*** Data provided Section Begins ***

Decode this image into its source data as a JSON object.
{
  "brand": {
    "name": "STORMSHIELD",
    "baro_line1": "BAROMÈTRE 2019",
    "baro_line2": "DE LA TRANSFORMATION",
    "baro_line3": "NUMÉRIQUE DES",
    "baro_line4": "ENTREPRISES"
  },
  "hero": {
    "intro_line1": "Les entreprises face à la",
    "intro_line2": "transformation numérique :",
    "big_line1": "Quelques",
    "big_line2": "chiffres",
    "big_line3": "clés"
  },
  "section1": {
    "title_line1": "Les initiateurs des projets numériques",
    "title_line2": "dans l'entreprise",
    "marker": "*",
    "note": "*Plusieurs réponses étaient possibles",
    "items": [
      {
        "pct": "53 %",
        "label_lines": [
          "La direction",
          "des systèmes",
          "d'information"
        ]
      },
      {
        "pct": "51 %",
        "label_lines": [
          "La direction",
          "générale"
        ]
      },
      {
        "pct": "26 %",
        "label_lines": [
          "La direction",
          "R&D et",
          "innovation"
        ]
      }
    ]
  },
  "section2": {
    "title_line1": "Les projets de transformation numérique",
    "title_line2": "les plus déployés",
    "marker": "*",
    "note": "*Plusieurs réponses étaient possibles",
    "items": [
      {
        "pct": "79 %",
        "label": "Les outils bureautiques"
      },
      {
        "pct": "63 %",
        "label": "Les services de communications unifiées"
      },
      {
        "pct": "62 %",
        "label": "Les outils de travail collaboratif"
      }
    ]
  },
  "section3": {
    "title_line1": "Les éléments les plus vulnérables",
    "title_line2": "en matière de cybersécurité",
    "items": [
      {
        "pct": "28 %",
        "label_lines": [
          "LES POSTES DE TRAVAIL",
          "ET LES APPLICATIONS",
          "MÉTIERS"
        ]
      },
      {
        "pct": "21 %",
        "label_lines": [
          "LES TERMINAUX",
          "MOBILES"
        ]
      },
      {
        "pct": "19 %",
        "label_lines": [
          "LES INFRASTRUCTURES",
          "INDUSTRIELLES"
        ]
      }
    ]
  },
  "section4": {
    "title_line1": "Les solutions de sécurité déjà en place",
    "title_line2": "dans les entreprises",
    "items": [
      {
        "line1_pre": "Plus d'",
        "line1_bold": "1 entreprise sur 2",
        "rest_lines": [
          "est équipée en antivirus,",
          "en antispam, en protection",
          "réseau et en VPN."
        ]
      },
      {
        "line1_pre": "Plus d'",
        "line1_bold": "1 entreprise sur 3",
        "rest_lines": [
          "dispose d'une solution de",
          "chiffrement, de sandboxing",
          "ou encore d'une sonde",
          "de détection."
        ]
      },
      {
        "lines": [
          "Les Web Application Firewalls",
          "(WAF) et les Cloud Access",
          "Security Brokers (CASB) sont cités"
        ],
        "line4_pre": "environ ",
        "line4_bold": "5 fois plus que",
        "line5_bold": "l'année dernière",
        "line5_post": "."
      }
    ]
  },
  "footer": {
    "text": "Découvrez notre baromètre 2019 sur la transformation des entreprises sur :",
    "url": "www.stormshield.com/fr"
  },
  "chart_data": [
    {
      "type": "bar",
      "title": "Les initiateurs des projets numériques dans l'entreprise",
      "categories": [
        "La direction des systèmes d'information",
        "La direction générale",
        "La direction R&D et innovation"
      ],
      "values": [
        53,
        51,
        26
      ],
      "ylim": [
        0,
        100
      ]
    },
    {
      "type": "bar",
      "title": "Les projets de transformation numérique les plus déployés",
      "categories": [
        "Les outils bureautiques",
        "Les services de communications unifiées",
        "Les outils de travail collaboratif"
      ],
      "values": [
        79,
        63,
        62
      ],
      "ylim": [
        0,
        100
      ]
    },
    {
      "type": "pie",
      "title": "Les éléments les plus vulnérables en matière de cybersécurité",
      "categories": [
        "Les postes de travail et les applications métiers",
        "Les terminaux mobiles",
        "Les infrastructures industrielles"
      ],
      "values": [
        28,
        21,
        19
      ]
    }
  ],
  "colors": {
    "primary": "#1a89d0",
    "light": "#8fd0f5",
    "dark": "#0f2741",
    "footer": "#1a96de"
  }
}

*** Data provided Section Ends ***

▶ Work order
Track down every line in the entries that includes the string "innovation", and copy it.

▶ Final answer
          "innovation"
        "La direction R&D et innovation"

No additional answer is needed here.